## Request
Reply with the count of lines holding "from", nothing more.

## Information provided

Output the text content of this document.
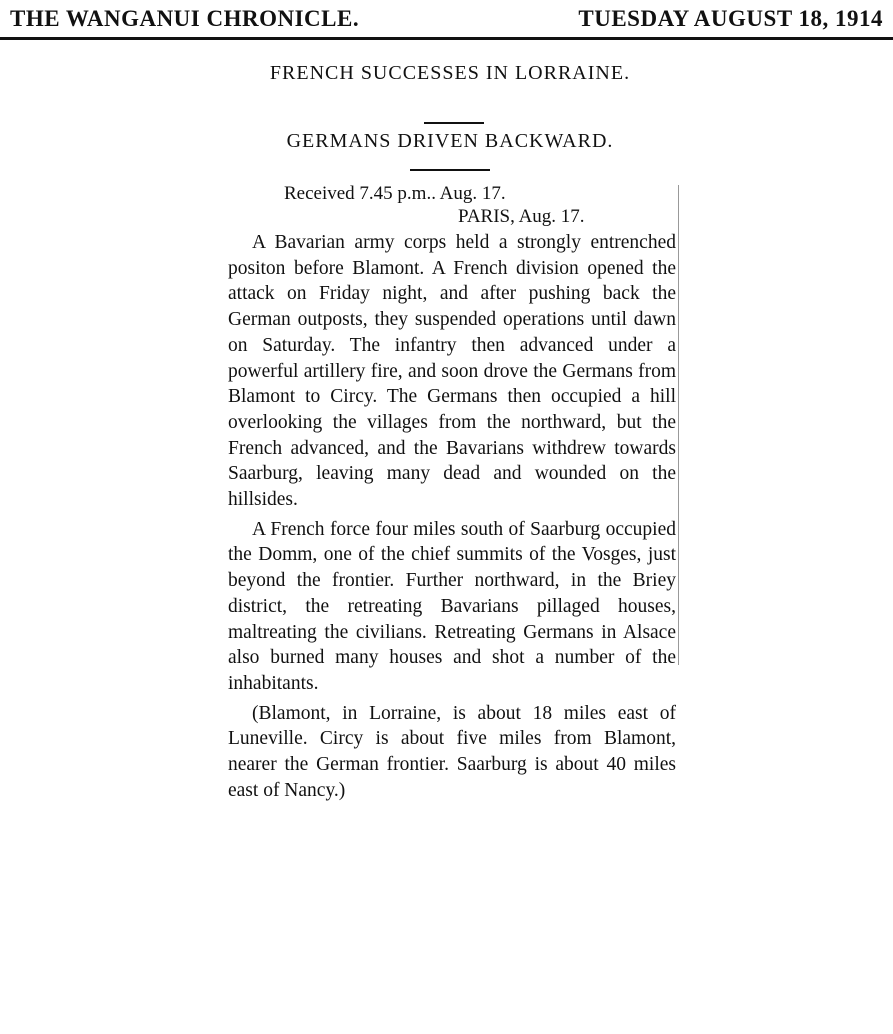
THE WANGANUI CHRONICLE.	TUESDAY AUGUST 18, 1914
FRENCH SUCCESSES IN LORRAINE.
GERMANS DRIVEN BACKWARD.
Received 7.45 p.m.. Aug. 17.
PARIS, Aug. 17.

A Bavarian army corps held a strongly entrenched positon before Blamont. A French division opened the attack on Friday night, and after pushing back the German outposts, they suspended operations until dawn on Saturday. The infantry then advanced under a powerful artillery fire, and soon drove the Germans from Blamont to Circy. The Germans then occupied a hill overlooking the villages from the northward, but the French advanced, and the Bavarians withdrew towards Saarburg, leaving many dead and wounded on the hillsides.

A French force four miles south of Saarburg occupied the Domm, one of the chief summits of the Vosges, just beyond the frontier. Further northward, in the Briey district, the retreating Bavarians pillaged houses, maltreating the civilians. Retreating Germans in Alsace also burned many houses and shot a number of the inhabitants.

(Blamont, in Lorraine, is about 18 miles east of Luneville. Circy is about five miles from Blamont, nearer the German frontier. Saarburg is about 40 miles east of Nancy.)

## Reply to the exercise
2